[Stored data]

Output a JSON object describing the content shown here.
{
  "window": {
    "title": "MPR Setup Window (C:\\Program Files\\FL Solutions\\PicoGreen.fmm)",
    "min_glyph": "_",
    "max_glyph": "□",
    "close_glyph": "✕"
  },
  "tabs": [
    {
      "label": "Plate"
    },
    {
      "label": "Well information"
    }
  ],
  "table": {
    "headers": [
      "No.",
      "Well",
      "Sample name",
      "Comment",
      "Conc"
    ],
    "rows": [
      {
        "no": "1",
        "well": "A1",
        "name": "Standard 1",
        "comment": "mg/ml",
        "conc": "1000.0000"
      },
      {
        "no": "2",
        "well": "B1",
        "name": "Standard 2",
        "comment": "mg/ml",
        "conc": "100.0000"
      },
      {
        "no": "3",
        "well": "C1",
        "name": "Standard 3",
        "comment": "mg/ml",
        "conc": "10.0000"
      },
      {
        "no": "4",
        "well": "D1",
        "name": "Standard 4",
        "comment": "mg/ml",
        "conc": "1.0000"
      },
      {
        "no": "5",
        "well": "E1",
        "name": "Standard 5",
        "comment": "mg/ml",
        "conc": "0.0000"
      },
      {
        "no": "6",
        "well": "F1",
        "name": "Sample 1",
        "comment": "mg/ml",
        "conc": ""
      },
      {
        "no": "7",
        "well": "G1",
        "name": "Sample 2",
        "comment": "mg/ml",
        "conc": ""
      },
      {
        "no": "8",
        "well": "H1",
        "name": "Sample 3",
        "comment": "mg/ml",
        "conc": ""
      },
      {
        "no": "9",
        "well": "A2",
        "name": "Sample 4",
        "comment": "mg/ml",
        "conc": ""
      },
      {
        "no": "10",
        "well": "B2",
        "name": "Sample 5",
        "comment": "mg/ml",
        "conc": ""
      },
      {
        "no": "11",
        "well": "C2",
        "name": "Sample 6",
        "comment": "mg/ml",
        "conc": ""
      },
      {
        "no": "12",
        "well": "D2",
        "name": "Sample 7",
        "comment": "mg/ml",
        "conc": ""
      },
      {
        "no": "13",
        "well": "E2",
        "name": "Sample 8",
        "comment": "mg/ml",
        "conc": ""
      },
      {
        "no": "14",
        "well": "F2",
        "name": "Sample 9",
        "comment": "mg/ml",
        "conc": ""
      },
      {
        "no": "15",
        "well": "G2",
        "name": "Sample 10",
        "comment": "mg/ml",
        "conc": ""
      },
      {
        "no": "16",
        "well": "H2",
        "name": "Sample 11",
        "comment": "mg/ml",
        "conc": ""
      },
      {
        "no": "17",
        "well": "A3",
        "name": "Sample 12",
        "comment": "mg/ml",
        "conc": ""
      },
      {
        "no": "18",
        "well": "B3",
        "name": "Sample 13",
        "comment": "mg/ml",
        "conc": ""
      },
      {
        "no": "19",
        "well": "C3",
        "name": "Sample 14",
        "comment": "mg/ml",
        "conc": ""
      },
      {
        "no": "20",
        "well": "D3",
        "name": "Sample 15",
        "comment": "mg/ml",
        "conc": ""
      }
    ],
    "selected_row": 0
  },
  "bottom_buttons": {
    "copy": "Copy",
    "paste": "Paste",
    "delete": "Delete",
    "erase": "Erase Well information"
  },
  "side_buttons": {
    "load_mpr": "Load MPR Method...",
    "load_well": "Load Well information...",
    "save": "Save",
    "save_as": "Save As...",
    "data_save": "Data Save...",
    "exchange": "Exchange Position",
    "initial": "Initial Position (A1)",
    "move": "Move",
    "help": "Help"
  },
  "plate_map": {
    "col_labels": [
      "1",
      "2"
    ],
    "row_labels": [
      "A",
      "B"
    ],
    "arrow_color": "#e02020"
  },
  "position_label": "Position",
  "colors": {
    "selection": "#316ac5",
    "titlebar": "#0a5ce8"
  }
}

• [What the task requires] Output the records above in their entirety, exactly.

• [Written solution]
Output a JSON object describing the content shown here.
{
  "window": {
    "title": "MPR Setup Window (C:\\Program Files\\FL Solutions\\PicoGreen.fmm)",
    "min_glyph": "_",
    "max_glyph": "□",
    "close_glyph": "✕"
  },
  "tabs": [
    {
      "label": "Plate"
    },
    {
      "label": "Well information"
    }
  ],
  "table": {
    "headers": [
      "No.",
      "Well",
      "Sample name",
      "Comment",
      "Conc"
    ],
    "rows": [
      {
        "no": "1",
        "well": "A1",
        "name": "Standard 1",
        "comment": "mg/ml",
        "conc": "1000.0000"
      },
      {
        "no": "2",
        "well": "B1",
        "name": "Standard 2",
        "comment": "mg/ml",
        "conc": "100.0000"
      },
      {
        "no": "3",
        "well": "C1",
        "name": "Standard 3",
        "comment": "mg/ml",
        "conc": "10.0000"
      },
      {
        "no": "4",
        "well": "D1",
        "name": "Standard 4",
        "comment": "mg/ml",
        "conc": "1.0000"
      },
      {
        "no": "5",
        "well": "E1",
        "name": "Standard 5",
        "comment": "mg/ml",
        "conc": "0.0000"
      },
      {
        "no": "6",
        "well": "F1",
        "name": "Sample 1",
        "comment": "mg/ml",
        "conc": ""
      },
      {
        "no": "7",
        "well": "G1",
        "name": "Sample 2",
        "comment": "mg/ml",
        "conc": ""
      },
      {
        "no": "8",
        "well": "H1",
        "name": "Sample 3",
        "comment": "mg/ml",
        "conc": ""
      },
      {
        "no": "9",
        "well": "A2",
        "name": "Sample 4",
        "comment": "mg/ml",
        "conc": ""
      },
      {
        "no": "10",
        "well": "B2",
        "name": "Sample 5",
        "comment": "mg/ml",
        "conc": ""
      },
      {
        "no": "11",
        "well": "C2",
        "name": "Sample 6",
        "comment": "mg/ml",
        "conc": ""
      },
      {
        "no": "12",
        "well": "D2",
        "name": "Sample 7",
        "comment": "mg/ml",
        "conc": ""
      },
      {
        "no": "13",
        "well": "E2",
        "name": "Sample 8",
        "comment": "mg/ml",
        "conc": ""
      },
      {
        "no": "14",
        "well": "F2",
        "name": "Sample 9",
        "comment": "mg/ml",
        "conc": ""
      },
      {
        "no": "15",
        "well": "G2",
        "name": "Sample 10",
        "comment": "mg/ml",
        "conc": ""
      },
      {
        "no": "16",
        "well": "H2",
        "name": "Sample 11",
        "comment": "mg/ml",
        "conc": ""
      },
      {
        "no": "17",
        "well": "A3",
        "name": "Sample 12",
        "comment": "mg/ml",
        "conc": ""
      },
      {
        "no": "18",
        "well": "B3",
        "name": "Sample 13",
        "comment": "mg/ml",
        "conc": ""
      },
      {
        "no": "19",
        "well": "C3",
        "name": "Sample 14",
        "comment": "mg/ml",
        "conc": ""
      },
      {
        "no": "20",
        "well": "D3",
        "name": "Sample 15",
        "comment": "mg/ml",
        "conc": ""
      }
    ],
    "selected_row": 0
  },
  "bottom_buttons": {
    "copy": "Copy",
    "paste": "Paste",
    "delete": "Delete",
    "erase": "Erase Well information"
  },
  "side_buttons": {
    "load_mpr": "Load MPR Method...",
    "load_well": "Load Well information...",
    "save": "Save",
    "save_as": "Save As...",
    "data_save": "Data Save...",
    "exchange": "Exchange Position",
    "initial": "Initial Position (A1)",
    "move": "Move",
    "help": "Help"
  },
  "plate_map": {
    "col_labels": [
      "1",
      "2"
    ],
    "row_labels": [
      "A",
      "B"
    ],
    "arrow_color": "#e02020"
  },
  "position_label": "Position",
  "colors": {
    "selection": "#316ac5",
    "titlebar": "#0a5ce8"
  }
}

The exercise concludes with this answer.